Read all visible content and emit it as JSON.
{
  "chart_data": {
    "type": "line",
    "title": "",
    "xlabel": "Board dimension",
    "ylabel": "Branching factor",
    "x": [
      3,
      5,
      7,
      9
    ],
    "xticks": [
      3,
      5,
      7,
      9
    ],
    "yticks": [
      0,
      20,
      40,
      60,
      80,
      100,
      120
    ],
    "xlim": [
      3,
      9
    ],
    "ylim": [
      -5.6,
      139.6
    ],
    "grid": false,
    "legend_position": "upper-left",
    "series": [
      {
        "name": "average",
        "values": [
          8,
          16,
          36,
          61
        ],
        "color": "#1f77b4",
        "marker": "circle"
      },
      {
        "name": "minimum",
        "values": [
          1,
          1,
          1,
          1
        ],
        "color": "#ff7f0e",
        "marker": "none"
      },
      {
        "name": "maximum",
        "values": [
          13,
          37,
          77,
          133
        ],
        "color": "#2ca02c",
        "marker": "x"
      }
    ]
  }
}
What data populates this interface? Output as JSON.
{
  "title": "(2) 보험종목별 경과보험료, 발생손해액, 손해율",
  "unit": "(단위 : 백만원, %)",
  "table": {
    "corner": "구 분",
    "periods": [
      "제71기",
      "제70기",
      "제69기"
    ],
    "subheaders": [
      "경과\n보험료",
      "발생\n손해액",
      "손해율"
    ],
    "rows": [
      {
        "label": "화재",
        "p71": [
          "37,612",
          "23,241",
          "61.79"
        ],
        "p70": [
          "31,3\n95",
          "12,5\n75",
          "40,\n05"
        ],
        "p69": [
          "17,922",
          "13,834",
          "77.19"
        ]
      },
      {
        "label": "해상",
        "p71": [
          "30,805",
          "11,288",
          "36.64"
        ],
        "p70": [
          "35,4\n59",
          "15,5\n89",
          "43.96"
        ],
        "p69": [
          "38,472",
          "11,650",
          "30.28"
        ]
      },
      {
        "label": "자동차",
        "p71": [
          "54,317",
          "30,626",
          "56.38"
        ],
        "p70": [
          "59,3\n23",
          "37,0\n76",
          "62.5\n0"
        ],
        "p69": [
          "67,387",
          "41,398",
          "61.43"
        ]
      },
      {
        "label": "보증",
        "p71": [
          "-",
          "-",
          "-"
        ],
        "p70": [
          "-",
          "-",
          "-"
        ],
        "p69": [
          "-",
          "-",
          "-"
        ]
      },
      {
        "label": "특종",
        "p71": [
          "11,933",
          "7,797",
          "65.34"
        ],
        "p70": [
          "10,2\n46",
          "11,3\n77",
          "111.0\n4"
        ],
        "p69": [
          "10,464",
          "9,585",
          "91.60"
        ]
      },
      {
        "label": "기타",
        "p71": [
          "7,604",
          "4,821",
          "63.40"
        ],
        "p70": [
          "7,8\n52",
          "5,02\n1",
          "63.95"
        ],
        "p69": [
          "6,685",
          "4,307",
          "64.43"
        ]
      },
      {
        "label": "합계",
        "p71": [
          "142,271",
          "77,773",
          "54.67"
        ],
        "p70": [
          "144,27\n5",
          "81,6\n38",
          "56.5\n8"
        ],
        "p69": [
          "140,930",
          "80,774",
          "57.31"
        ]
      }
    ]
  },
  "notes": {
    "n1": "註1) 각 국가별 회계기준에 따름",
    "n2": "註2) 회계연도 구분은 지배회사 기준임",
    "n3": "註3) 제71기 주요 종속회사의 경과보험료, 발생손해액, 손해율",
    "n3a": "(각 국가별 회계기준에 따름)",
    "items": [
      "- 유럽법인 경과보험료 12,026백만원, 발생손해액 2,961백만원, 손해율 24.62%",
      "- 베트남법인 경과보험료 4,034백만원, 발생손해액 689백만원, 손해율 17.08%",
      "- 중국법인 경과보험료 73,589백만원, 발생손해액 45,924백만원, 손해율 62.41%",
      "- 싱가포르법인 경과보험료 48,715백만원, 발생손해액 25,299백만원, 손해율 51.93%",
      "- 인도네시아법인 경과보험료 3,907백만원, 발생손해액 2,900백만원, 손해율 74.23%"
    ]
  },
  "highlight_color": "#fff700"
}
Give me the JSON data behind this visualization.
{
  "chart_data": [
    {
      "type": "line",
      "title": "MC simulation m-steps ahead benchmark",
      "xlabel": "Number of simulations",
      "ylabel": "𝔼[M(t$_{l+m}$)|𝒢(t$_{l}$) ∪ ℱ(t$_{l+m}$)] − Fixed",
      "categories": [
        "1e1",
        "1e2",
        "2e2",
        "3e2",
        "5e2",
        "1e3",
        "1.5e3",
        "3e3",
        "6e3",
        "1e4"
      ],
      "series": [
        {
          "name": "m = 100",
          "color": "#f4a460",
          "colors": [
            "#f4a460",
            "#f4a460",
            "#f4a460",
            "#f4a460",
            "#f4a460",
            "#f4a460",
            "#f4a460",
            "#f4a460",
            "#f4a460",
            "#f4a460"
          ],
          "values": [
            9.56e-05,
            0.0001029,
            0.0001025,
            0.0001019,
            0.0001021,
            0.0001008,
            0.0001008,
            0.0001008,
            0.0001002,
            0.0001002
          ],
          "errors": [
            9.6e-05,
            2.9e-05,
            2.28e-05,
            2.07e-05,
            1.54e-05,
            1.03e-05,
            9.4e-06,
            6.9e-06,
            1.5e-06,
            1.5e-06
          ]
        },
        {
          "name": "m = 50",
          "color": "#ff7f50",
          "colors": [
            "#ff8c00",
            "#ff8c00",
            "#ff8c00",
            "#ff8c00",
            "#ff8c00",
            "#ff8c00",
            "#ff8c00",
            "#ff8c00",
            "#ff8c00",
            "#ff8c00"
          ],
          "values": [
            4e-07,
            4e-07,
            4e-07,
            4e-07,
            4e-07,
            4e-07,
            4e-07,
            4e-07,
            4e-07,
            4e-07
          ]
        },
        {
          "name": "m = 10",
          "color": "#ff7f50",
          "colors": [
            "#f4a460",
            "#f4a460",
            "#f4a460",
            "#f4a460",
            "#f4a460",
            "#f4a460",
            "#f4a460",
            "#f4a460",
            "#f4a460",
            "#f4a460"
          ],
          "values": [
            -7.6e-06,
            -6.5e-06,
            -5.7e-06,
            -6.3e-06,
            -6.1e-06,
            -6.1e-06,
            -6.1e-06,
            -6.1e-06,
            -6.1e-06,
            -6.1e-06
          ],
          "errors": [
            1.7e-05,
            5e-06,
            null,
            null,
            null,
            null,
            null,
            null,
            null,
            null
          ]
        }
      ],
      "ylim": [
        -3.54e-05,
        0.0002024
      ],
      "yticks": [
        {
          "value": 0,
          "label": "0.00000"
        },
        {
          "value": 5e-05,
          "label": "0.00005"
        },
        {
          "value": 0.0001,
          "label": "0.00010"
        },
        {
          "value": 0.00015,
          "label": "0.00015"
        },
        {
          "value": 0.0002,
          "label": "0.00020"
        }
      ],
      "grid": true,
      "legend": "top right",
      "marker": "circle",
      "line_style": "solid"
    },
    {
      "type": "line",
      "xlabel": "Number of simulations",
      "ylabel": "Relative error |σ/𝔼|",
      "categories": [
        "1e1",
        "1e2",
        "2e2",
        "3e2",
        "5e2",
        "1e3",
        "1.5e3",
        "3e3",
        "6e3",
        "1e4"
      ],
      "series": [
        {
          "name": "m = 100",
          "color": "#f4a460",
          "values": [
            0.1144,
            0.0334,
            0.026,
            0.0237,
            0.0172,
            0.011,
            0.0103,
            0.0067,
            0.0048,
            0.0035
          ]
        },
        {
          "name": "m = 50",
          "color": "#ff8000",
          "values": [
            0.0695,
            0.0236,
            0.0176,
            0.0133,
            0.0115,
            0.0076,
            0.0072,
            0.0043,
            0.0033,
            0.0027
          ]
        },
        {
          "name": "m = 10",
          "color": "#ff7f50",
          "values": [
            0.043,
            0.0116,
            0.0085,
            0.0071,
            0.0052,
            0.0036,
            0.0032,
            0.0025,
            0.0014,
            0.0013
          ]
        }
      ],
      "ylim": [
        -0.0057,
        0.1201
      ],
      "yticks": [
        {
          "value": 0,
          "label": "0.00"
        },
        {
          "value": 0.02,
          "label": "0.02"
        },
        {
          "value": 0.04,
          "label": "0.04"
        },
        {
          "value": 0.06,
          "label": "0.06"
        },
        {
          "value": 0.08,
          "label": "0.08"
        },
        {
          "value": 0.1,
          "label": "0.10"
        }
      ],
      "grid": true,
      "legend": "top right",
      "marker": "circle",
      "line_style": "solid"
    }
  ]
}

________

» **SET TASK**
Pull out each line containing the word "marker" and copy it.

» **SOLUTION**
        "marker": "circle"
        "marker": "none"
        "marker": "x"
      "marker": "circle",
      "marker": "circle",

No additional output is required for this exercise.